__WORK TO COMPLETE__
Return, unchanged, each line of the records below that contains the string "cell". Treat case as significant.

(Spatial annotation entries)
^^^^^^^^^^^^^^^^
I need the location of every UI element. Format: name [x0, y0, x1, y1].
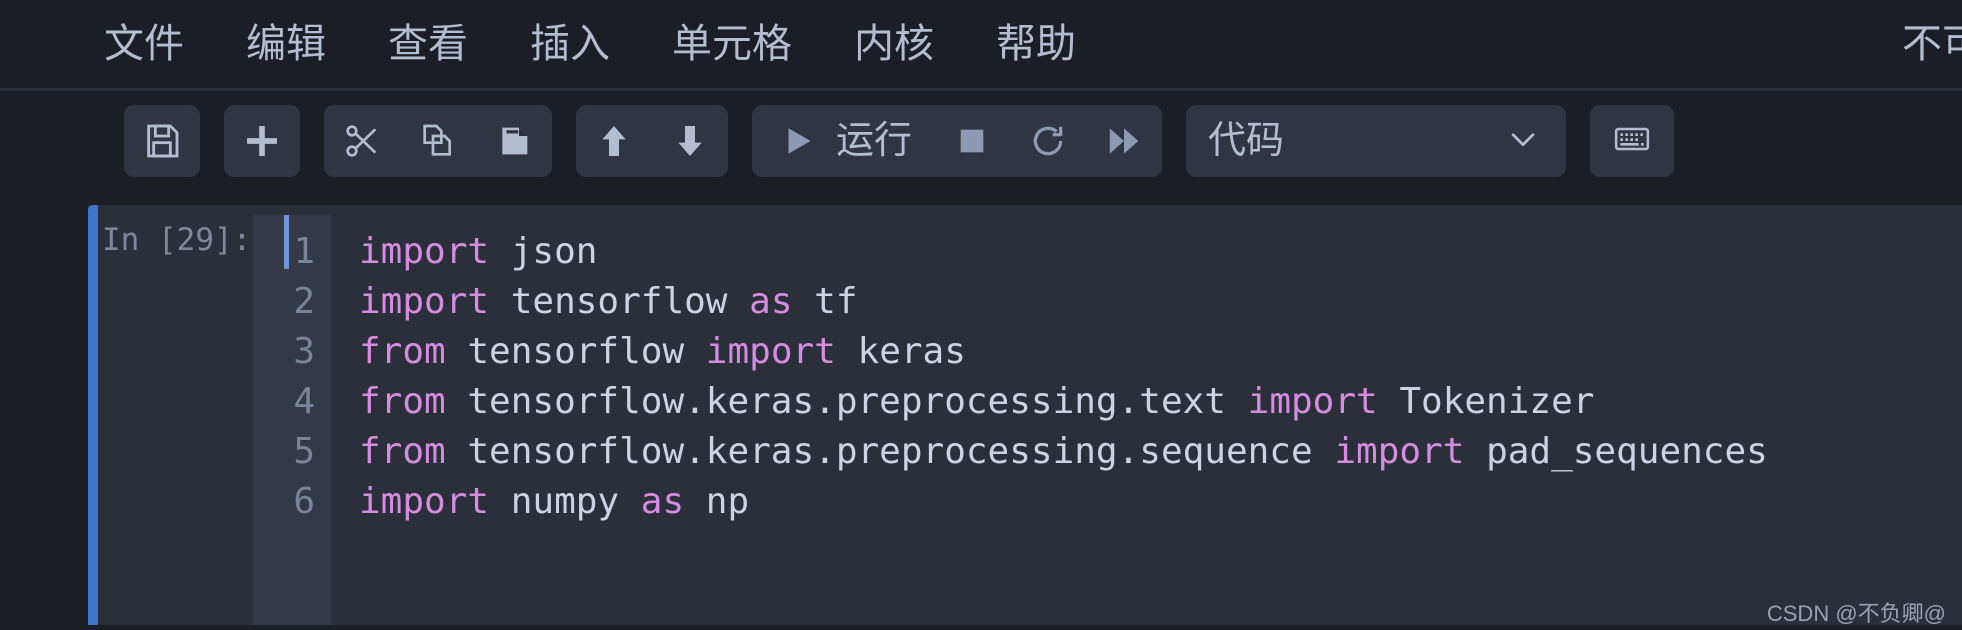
keyboard-icon	[1612, 119, 1652, 164]
menubar: 文件 编辑 查看 插入 单元格 内核 帮助 不可	[0, 0, 1962, 88]
arrow-up-icon	[594, 121, 634, 161]
paste-icon	[494, 121, 534, 161]
menu-item-kernel[interactable]: 内核	[854, 24, 934, 64]
code-keyword: from	[359, 381, 446, 422]
run-button-label[interactable]: 运行	[836, 122, 934, 160]
code-identifier: pad_sequences	[1464, 431, 1768, 472]
interrupt-kernel-button[interactable]	[934, 105, 1010, 177]
code-line: import json	[359, 227, 1962, 277]
cell-editor[interactable]: 123456 import json import tensorflow as t…	[253, 205, 1962, 625]
line-number: 3	[293, 331, 315, 372]
save-group	[124, 105, 200, 177]
code-identifier: tensorflow	[489, 281, 750, 322]
code-identifier: np	[684, 481, 750, 522]
code-line: from tensorflow.keras.preprocessing.sequ…	[359, 427, 1962, 477]
floppy-disk-save-icon	[142, 121, 182, 161]
move-cell-up-button[interactable]	[576, 105, 652, 177]
arrow-down-icon	[670, 121, 710, 161]
move-cell-down-button[interactable]	[652, 105, 728, 177]
run-button[interactable]	[760, 105, 836, 177]
restart-kernel-button[interactable]	[1010, 105, 1086, 177]
clipboard-group	[324, 105, 552, 177]
cell-type-value: 代码	[1208, 120, 1285, 162]
scissors-cut-icon	[342, 121, 382, 161]
code-identifier: tensorflow.keras.preprocessing.sequence	[445, 431, 1335, 472]
code-keyword: import	[359, 231, 490, 272]
code-identifier: tf	[792, 281, 858, 322]
code-keyword: import	[1334, 431, 1465, 472]
code-identifier: keras	[835, 331, 966, 372]
code-line: from tensorflow import keras	[359, 327, 1962, 377]
line-number: 5	[293, 431, 315, 472]
chevron-down-icon	[1506, 122, 1540, 161]
watermark: CSDN @不负卿@	[1766, 601, 1946, 626]
stop-square-icon	[955, 124, 989, 158]
code-line: import numpy as np	[359, 477, 1962, 527]
play-run-icon	[779, 122, 817, 160]
cut-button[interactable]	[324, 105, 400, 177]
code-keyword: import	[1247, 381, 1378, 422]
toolbar: 运行 代码	[0, 91, 1962, 191]
code-keyword: import	[359, 481, 490, 522]
execution-count-prompt: In [29]:	[102, 222, 252, 258]
menu-item-file[interactable]: 文件	[104, 24, 184, 64]
code-identifier: json	[489, 231, 598, 272]
insert-group	[224, 105, 300, 177]
code-identifier: Tokenizer	[1377, 381, 1595, 422]
jupyter-notebook-window: 文件 编辑 查看 插入 单元格 内核 帮助 不可	[0, 0, 1962, 630]
move-group	[576, 105, 728, 177]
copy-icon	[418, 121, 458, 161]
code-line: import tensorflow as tf	[359, 277, 1962, 327]
code-keyword: from	[359, 431, 446, 472]
restart-and-run-all-button[interactable]	[1086, 105, 1162, 177]
code-keyword: import	[705, 331, 836, 372]
save-button[interactable]	[124, 105, 200, 177]
code-keyword: import	[359, 281, 490, 322]
line-number: 2	[293, 281, 315, 322]
line-number-gutter: 123456	[253, 215, 331, 625]
text-cursor	[284, 215, 289, 269]
code-identifier: tensorflow.keras.preprocessing.text	[445, 381, 1248, 422]
menu-item-help[interactable]: 帮助	[996, 24, 1076, 64]
restart-circular-arrow-icon	[1029, 122, 1067, 160]
fast-forward-double-triangle-icon	[1105, 122, 1143, 160]
menu-item-insert[interactable]: 插入	[530, 24, 610, 64]
code-keyword: from	[359, 331, 446, 372]
add-cell-button[interactable]	[224, 105, 300, 177]
notebook-area: In [29]: 123456 import json import tensor…	[0, 191, 1962, 630]
code-keyword: as	[640, 481, 685, 522]
code-keyword: as	[749, 281, 793, 322]
trust-indicator[interactable]: 不可	[1902, 24, 1962, 64]
code-identifier: tensorflow	[445, 331, 706, 372]
line-number: 6	[293, 481, 315, 522]
cell-prompt-area: In [29]:	[88, 205, 253, 625]
code-cell[interactable]: In [29]: 123456 import json import tensor…	[88, 205, 1962, 625]
line-number: 4	[293, 381, 315, 422]
code-line: from tensorflow.keras.preprocessing.text…	[359, 377, 1962, 427]
run-controls-group: 运行	[752, 105, 1163, 177]
plus-add-cell-icon	[242, 121, 282, 161]
menu-item-view[interactable]: 查看	[388, 24, 468, 64]
menu-item-cell[interactable]: 单元格	[672, 24, 792, 64]
cell-type-dropdown[interactable]: 代码	[1186, 105, 1567, 177]
paste-button[interactable]	[476, 105, 552, 177]
cell-selection-bar	[88, 205, 98, 625]
command-palette-button[interactable]	[1590, 105, 1675, 177]
copy-button[interactable]	[400, 105, 476, 177]
menu-item-edit[interactable]: 编辑	[246, 24, 326, 64]
code-identifier: numpy	[489, 481, 641, 522]
code-content[interactable]: import json import tensorflow as tf from t…	[331, 215, 1962, 625]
^^^^^^^^^^^^^^^^
__REPLY__
cell-editor[interactable]: 123456 import json import tensorflow as t…	[253, 205, 1962, 625]
move-cell-up-button[interactable]	[576, 105, 652, 177]
move-cell-down-button[interactable]	[652, 105, 728, 177]
cell-type-value: 代码	[1208, 120, 1285, 162]
add-cell-button[interactable]	[224, 105, 300, 177]
cell-prompt-area: In [29]:	[88, 205, 253, 625]
code-cell[interactable]: In [29]: 123456 import json import tensor…	[88, 205, 1962, 625]
plus-add-cell-icon	[242, 121, 282, 161]
menu-item-cell[interactable]: 单元格	[672, 24, 792, 64]
cell-type-dropdown[interactable]: 代码	[1186, 105, 1567, 177]
cell-selection-bar	[88, 205, 98, 625]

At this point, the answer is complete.